### Aim
Search the entries for the word "screenshot" and pull out each line that has it.

### Supplied data
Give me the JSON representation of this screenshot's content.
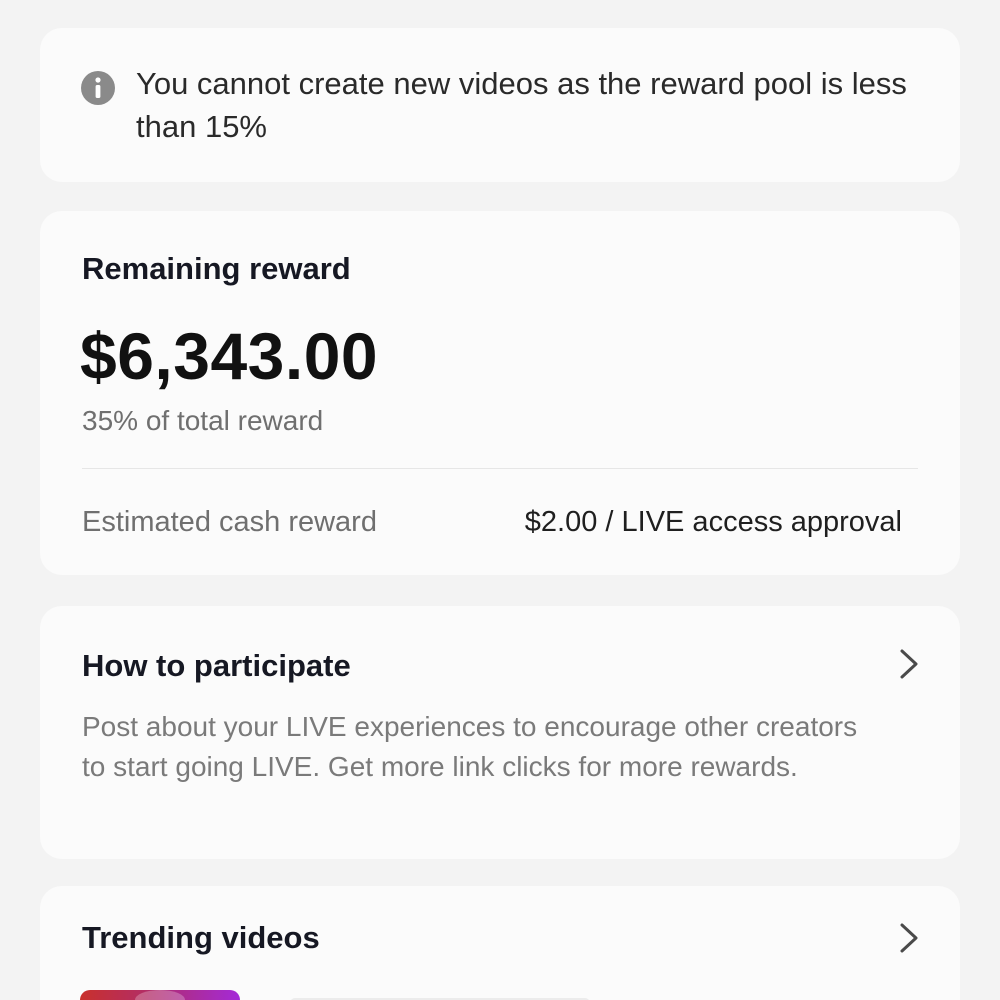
{
  "notice": {
    "icon": "info-icon",
    "text": "You cannot create new videos as the reward pool is less than 15%"
  },
  "reward": {
    "title": "Remaining reward",
    "amount": "$6,343.00",
    "percent_text": "35% of total reward",
    "percent_value": 35,
    "estimated_label": "Estimated cash reward",
    "estimated_value": "$2.00 / LIVE access approval"
  },
  "participate": {
    "title": "How to participate",
    "description": "Post about your LIVE experiences to encourage other creators to start going LIVE. Get more link clicks for more rewards.",
    "chevron_icon": "chevron-right-icon"
  },
  "trending": {
    "title": "Trending videos",
    "chevron_icon": "chevron-right-icon"
  },
  "colors": {
    "background": "#f3f3f3",
    "card": "#fbfbfb",
    "primary_text": "#161823",
    "secondary_text": "#6f6f6f"
  }
}
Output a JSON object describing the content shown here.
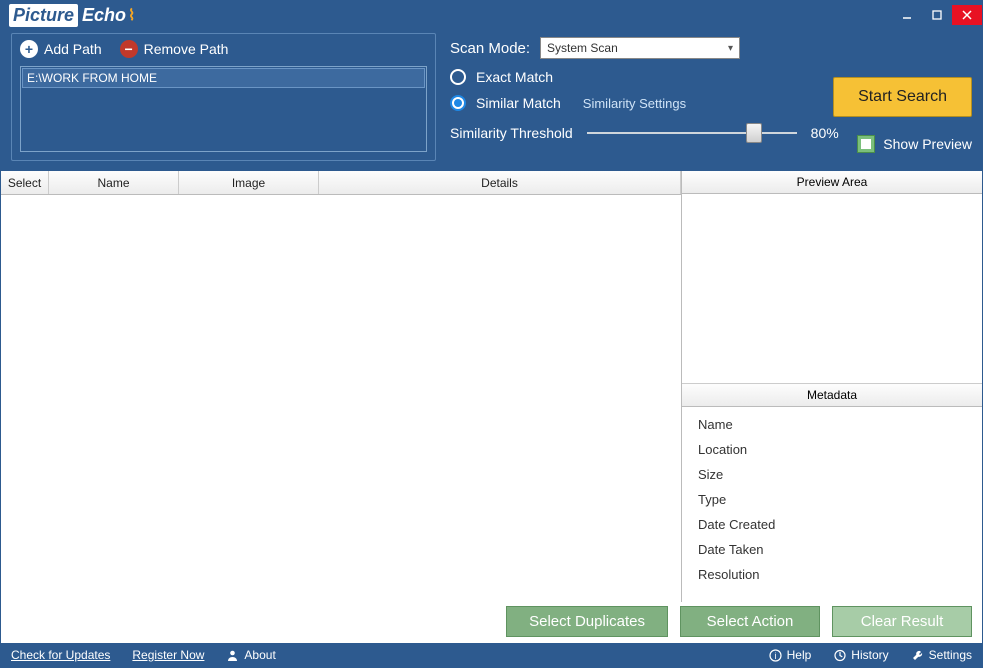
{
  "app": {
    "name_part1": "Picture",
    "name_part2": "Echo"
  },
  "paths": {
    "add_label": "Add Path",
    "remove_label": "Remove Path",
    "items": [
      "E:\\WORK FROM HOME"
    ]
  },
  "scan": {
    "mode_label": "Scan Mode:",
    "mode_value": "System Scan",
    "exact_label": "Exact Match",
    "similar_label": "Similar Match",
    "similarity_link": "Similarity Settings",
    "threshold_label": "Similarity Threshold",
    "threshold_value": "80%",
    "threshold_pct": 80,
    "start_label": "Start Search",
    "preview_label": "Show Preview",
    "selected_mode": "similar"
  },
  "columns": {
    "select": "Select",
    "name": "Name",
    "image": "Image",
    "details": "Details"
  },
  "preview": {
    "header": "Preview Area",
    "meta_header": "Metadata",
    "fields": [
      "Name",
      "Location",
      "Size",
      "Type",
      "Date Created",
      "Date Taken",
      "Resolution"
    ]
  },
  "actions": {
    "select_duplicates": "Select Duplicates",
    "select_action": "Select Action",
    "clear_result": "Clear Result"
  },
  "status": {
    "check_updates": "Check for Updates",
    "register": "Register Now",
    "about": "About",
    "help": "Help",
    "history": "History",
    "settings": "Settings"
  }
}
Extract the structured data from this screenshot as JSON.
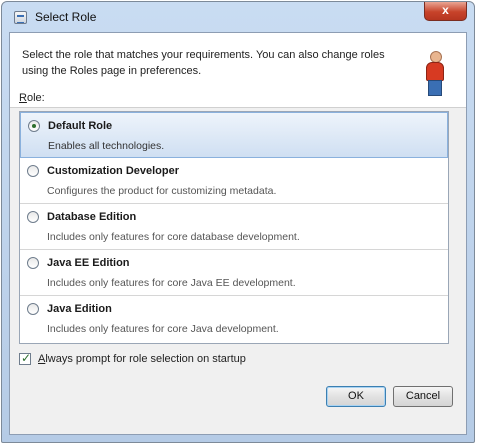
{
  "window": {
    "title": "Select Role",
    "close_glyph": "x"
  },
  "header": {
    "text": "Select the role that matches your requirements. You can also change roles using the Roles page in preferences.",
    "icon": "person-icon"
  },
  "role_label": {
    "mnemonic": "R",
    "rest": "ole:"
  },
  "roles": [
    {
      "name": "Default Role",
      "description": "Enables all technologies.",
      "selected": true
    },
    {
      "name": "Customization Developer",
      "description": "Configures the product for customizing metadata.",
      "selected": false
    },
    {
      "name": "Database Edition",
      "description": "Includes only features for core database development.",
      "selected": false
    },
    {
      "name": "Java EE Edition",
      "description": "Includes only features for core Java EE development.",
      "selected": false
    },
    {
      "name": "Java Edition",
      "description": "Includes only features for core Java development.",
      "selected": false
    }
  ],
  "always_prompt": {
    "mnemonic": "A",
    "rest": "lways prompt for role selection on startup",
    "checked": true
  },
  "buttons": {
    "ok": "OK",
    "cancel": "Cancel"
  },
  "colors": {
    "selection": "#cfdff2",
    "title_bar": "#c9dcf2",
    "close": "#c7432a"
  }
}
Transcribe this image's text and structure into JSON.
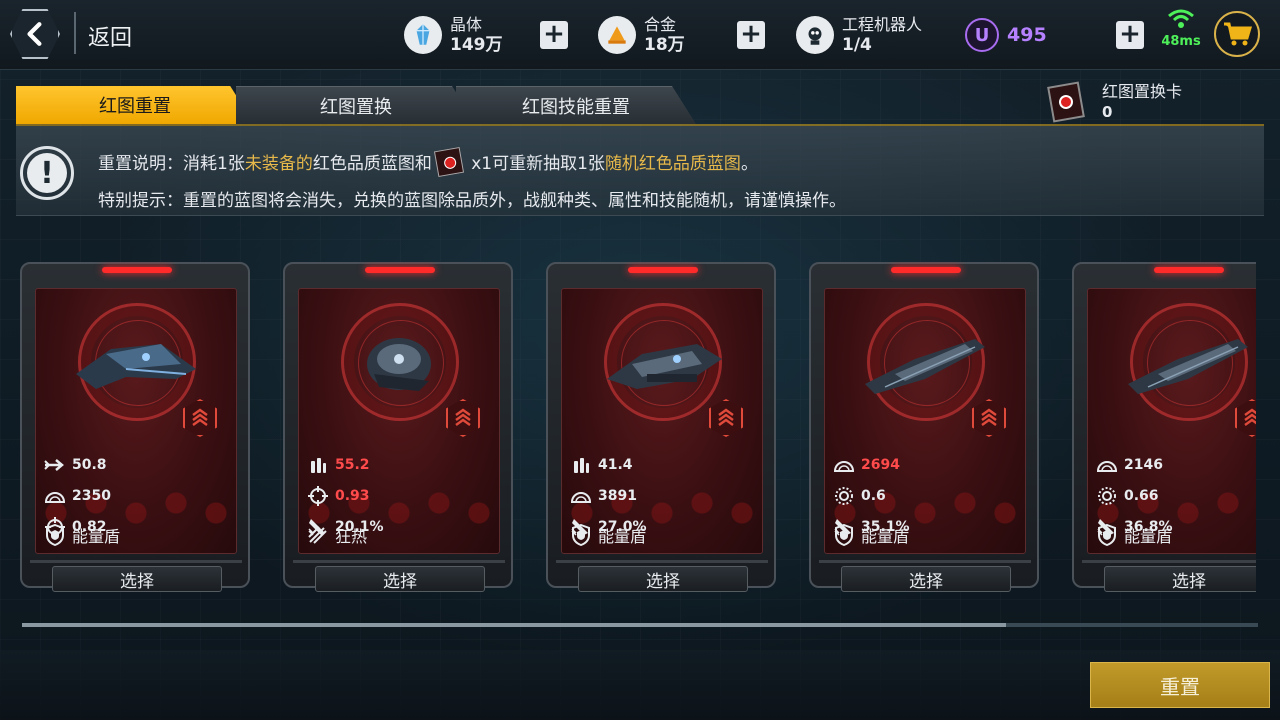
{
  "header": {
    "back_label": "返回",
    "resources": [
      {
        "name": "晶体",
        "value": "149万",
        "icon": "crystal-icon"
      },
      {
        "name": "合金",
        "value": "18万",
        "icon": "alloy-icon"
      },
      {
        "name": "工程机器人",
        "value": "1/4",
        "icon": "robot-icon"
      }
    ],
    "premium": {
      "symbol": "U",
      "value": "495"
    },
    "ping": "48ms",
    "colors": {
      "accent": "#f0b418",
      "premium": "#b581ff",
      "ping": "#4ef05a"
    }
  },
  "tabs": [
    {
      "label": "红图重置",
      "active": true
    },
    {
      "label": "红图置换",
      "active": false
    },
    {
      "label": "红图技能重置",
      "active": false
    }
  ],
  "swap_card": {
    "name": "红图置换卡",
    "count": "0"
  },
  "info": {
    "line1_prefix": "重置说明：消耗1张",
    "line1_hl1": "未装备的",
    "line1_mid": "红色品质蓝图和",
    "line1_qty": " x1可重新抽取1张",
    "line1_hl2": "随机红色品质蓝图",
    "line1_end": "。",
    "line2": "特别提示：重置的蓝图将会消失，兑换的蓝图除品质外，战舰种类、属性和技能随机，请谨慎操作。"
  },
  "cards": [
    {
      "stats": [
        {
          "icon": "speed-arrow-icon",
          "value": "50.8",
          "red": false
        },
        {
          "icon": "armor-icon",
          "value": "2350",
          "red": false
        },
        {
          "icon": "crosshair-icon",
          "value": "0.82",
          "red": false
        }
      ],
      "skill": {
        "icon": "shield-icon",
        "label": "能量盾"
      },
      "select_label": "选择"
    },
    {
      "stats": [
        {
          "icon": "ammo-icon",
          "value": "55.2",
          "red": true
        },
        {
          "icon": "crosshair-icon",
          "value": "0.93",
          "red": true
        },
        {
          "icon": "missile-icon",
          "value": "20.1%",
          "red": false
        }
      ],
      "skill": {
        "icon": "frenzy-icon",
        "label": "狂热"
      },
      "select_label": "选择"
    },
    {
      "stats": [
        {
          "icon": "ammo-icon",
          "value": "41.4",
          "red": false
        },
        {
          "icon": "armor-icon",
          "value": "3891",
          "red": false
        },
        {
          "icon": "missile-icon",
          "value": "27.0%",
          "red": false
        }
      ],
      "skill": {
        "icon": "shield-icon",
        "label": "能量盾"
      },
      "select_label": "选择"
    },
    {
      "stats": [
        {
          "icon": "armor-icon",
          "value": "2694",
          "red": true
        },
        {
          "icon": "gear-ring-icon",
          "value": "0.6",
          "red": false
        },
        {
          "icon": "missile-icon",
          "value": "35.1%",
          "red": false
        }
      ],
      "skill": {
        "icon": "shield-icon",
        "label": "能量盾"
      },
      "select_label": "选择"
    },
    {
      "stats": [
        {
          "icon": "armor-icon",
          "value": "2146",
          "red": false
        },
        {
          "icon": "gear-ring-icon",
          "value": "0.66",
          "red": false
        },
        {
          "icon": "missile-icon",
          "value": "36.8%",
          "red": false
        }
      ],
      "skill": {
        "icon": "shield-icon",
        "label": "能量盾"
      },
      "select_label": "选择"
    }
  ],
  "actions": {
    "reset_label": "重置"
  }
}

### Written solution
Give me the JSON representation of this screenshot's content.
Extract the structured data from this screenshot as JSON.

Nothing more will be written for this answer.